-------- DATA PROVIDED

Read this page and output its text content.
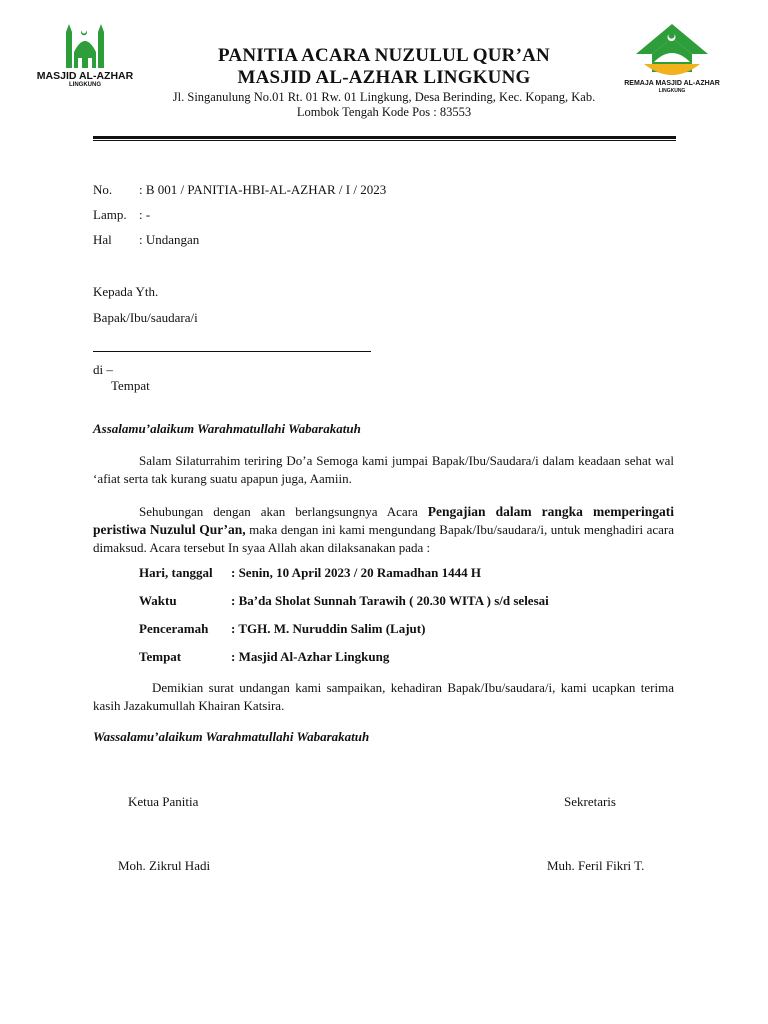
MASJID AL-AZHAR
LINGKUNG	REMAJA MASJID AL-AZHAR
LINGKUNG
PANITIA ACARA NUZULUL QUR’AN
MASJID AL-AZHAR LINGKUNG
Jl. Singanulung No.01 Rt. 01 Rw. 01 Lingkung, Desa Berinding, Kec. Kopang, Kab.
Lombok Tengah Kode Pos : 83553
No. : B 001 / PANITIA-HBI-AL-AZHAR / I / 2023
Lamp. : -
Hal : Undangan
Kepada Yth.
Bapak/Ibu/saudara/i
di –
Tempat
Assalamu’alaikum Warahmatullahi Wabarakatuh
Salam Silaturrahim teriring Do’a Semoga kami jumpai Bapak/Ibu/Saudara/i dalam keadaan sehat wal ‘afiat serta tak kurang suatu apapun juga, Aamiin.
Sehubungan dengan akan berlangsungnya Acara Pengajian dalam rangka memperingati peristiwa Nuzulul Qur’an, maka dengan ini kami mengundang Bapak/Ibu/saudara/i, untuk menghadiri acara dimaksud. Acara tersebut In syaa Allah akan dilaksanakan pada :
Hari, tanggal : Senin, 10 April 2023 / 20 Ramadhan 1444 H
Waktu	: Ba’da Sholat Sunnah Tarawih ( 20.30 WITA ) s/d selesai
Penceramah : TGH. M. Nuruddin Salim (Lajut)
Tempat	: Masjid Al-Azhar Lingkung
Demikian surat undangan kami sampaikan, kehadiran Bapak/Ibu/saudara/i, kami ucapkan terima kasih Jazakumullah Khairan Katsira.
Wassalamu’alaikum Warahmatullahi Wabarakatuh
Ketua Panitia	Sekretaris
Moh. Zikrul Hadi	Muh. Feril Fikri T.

----------------
-------- DATA PROVIDED

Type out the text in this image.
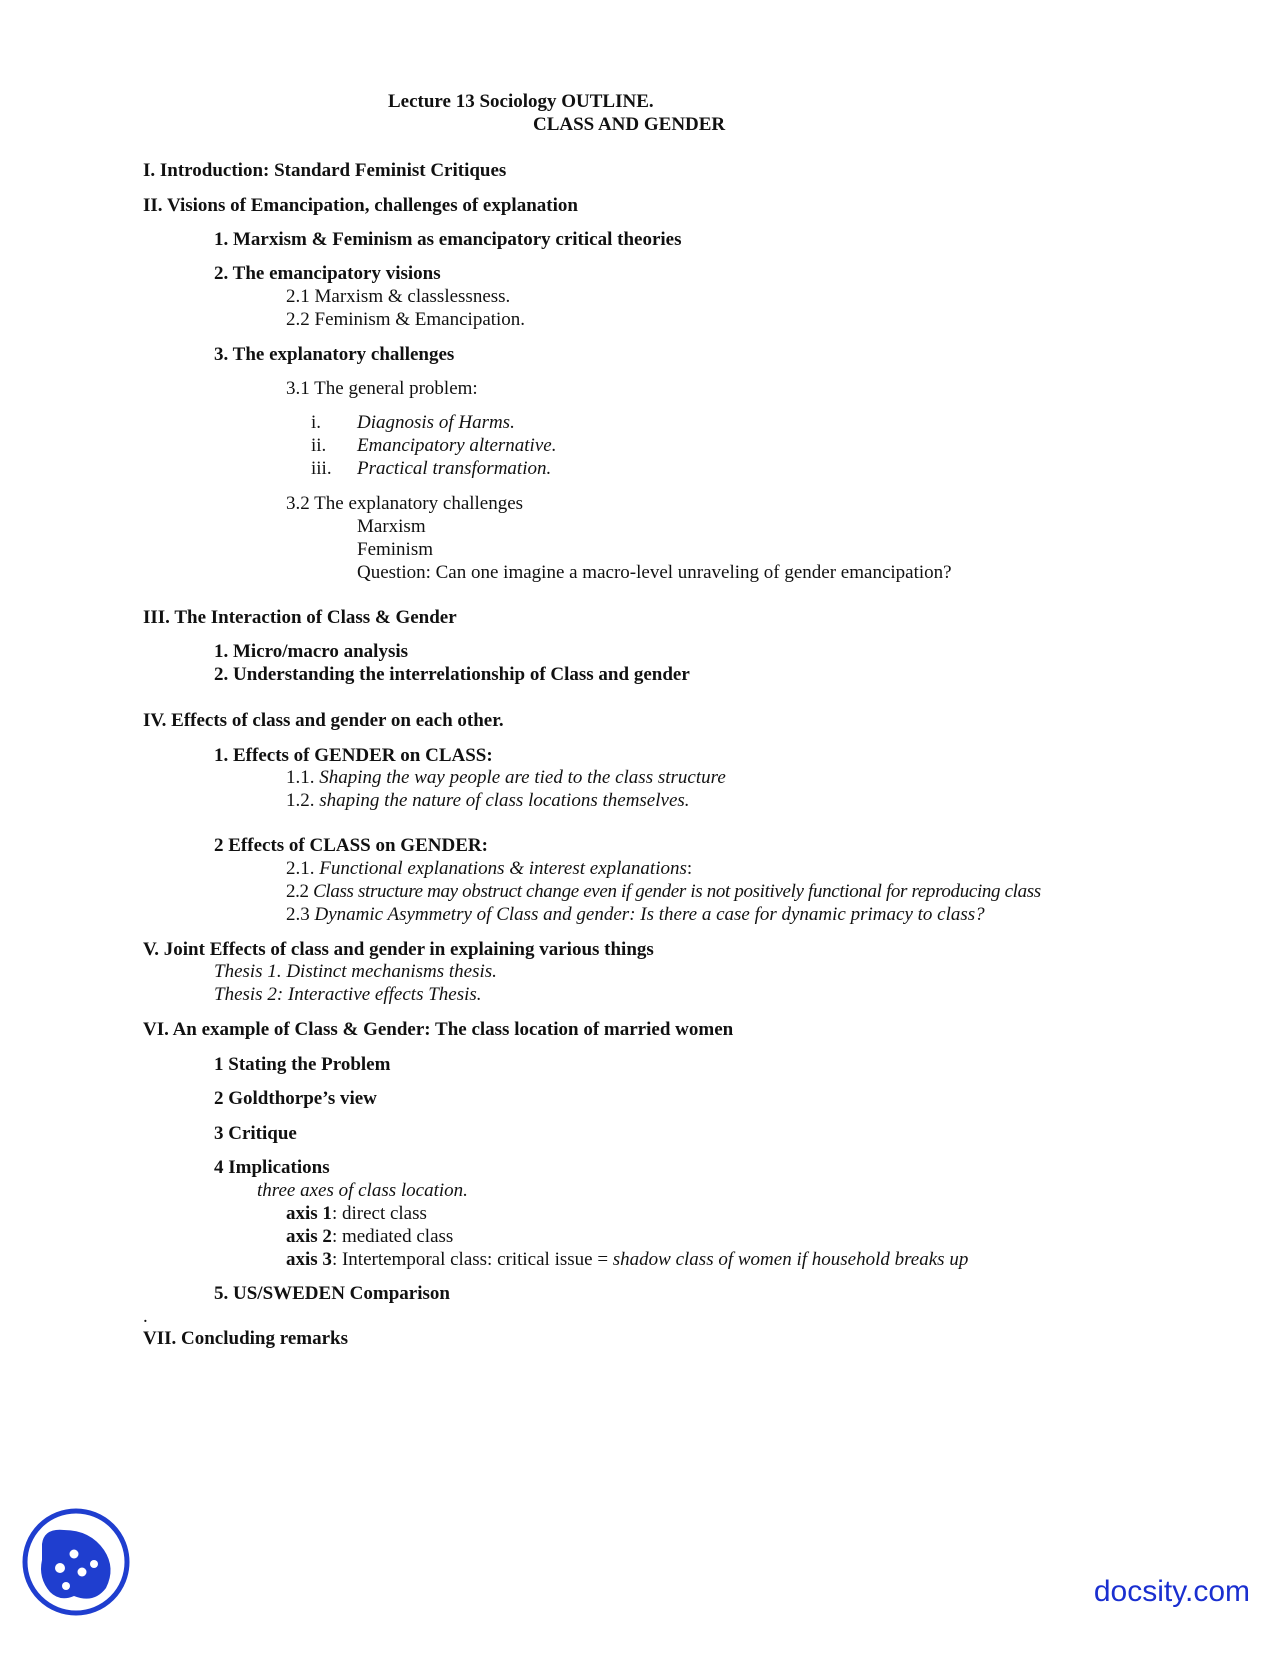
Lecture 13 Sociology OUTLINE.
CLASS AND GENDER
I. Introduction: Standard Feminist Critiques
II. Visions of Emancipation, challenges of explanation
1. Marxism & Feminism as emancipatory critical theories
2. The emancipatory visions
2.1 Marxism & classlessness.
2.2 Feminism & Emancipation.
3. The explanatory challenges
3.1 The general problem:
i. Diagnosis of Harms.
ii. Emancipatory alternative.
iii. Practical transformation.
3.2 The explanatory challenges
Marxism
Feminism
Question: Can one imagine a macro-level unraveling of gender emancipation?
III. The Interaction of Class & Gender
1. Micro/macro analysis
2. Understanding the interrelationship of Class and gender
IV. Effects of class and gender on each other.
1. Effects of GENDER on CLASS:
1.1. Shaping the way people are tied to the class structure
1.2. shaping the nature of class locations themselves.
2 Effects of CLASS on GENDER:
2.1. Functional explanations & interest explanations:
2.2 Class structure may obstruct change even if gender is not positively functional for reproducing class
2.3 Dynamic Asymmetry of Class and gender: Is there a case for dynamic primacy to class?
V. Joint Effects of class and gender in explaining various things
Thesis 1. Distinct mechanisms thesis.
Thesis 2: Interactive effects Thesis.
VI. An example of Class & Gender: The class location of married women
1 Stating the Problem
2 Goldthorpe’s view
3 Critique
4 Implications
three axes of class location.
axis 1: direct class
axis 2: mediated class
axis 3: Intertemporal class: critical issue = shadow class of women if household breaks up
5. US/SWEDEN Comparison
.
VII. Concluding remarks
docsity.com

----------------

### INSTRUCTIONS TO FOLLOW:
Copy down every line of the material above that includes the string "Thesis".

### EXPECTED ANSWER:
Thesis 1. Distinct mechanisms thesis.
Thesis 2: Interactive effects Thesis.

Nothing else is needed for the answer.